● DATA EXTRACT

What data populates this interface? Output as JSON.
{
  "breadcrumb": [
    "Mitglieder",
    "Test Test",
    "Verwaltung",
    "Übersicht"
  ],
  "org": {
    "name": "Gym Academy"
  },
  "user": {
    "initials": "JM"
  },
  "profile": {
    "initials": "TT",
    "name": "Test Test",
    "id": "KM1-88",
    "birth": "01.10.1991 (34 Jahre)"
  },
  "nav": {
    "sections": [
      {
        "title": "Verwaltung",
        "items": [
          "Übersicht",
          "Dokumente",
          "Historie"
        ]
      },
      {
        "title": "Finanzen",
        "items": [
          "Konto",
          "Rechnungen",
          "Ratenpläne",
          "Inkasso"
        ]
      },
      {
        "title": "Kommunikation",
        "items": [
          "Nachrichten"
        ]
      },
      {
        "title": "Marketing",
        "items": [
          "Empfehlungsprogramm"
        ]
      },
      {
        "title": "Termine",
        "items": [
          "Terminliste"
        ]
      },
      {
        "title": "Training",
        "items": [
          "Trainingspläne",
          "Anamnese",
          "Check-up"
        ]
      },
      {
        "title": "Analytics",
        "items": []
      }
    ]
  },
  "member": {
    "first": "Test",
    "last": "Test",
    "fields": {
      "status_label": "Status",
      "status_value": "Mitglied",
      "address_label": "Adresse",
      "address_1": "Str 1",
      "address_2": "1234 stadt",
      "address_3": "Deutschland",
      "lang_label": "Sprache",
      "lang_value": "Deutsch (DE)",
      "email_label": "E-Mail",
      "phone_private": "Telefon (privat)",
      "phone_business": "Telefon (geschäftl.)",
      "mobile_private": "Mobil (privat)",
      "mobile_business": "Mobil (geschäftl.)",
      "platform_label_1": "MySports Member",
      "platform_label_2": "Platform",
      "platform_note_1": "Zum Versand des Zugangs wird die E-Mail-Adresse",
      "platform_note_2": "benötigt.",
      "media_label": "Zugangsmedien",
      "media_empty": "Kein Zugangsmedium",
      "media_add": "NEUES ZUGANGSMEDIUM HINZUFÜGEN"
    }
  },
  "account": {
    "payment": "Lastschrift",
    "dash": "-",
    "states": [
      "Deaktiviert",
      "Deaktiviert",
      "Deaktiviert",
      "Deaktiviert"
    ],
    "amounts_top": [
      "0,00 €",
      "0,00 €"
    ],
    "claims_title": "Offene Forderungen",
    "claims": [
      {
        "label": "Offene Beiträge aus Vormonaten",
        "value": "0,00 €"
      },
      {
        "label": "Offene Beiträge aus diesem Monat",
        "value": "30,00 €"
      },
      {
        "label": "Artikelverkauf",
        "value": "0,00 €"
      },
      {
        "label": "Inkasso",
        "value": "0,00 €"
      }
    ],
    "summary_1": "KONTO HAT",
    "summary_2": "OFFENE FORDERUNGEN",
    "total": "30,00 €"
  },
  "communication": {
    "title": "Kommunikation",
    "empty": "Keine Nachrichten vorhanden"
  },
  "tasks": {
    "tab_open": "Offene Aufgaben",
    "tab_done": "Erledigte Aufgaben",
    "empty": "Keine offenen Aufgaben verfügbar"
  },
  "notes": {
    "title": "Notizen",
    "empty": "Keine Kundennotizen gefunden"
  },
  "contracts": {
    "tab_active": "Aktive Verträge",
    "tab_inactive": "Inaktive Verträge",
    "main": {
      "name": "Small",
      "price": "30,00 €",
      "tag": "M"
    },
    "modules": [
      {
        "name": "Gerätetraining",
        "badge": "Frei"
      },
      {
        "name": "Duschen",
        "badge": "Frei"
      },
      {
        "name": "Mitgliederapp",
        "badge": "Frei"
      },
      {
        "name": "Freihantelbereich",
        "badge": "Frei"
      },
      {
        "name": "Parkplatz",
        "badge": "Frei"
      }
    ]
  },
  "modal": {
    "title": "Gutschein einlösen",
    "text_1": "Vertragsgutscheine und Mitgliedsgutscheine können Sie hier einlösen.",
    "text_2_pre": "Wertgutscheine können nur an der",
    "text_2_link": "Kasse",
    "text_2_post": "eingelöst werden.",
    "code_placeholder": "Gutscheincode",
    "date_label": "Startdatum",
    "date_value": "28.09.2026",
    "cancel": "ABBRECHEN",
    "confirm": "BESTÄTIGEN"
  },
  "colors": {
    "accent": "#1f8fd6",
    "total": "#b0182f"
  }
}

● WRITTEN PROBLEM
Give the number of lines in the records that contain the string "einlösen", and nothing besides.

● ANSWER IN FULL
2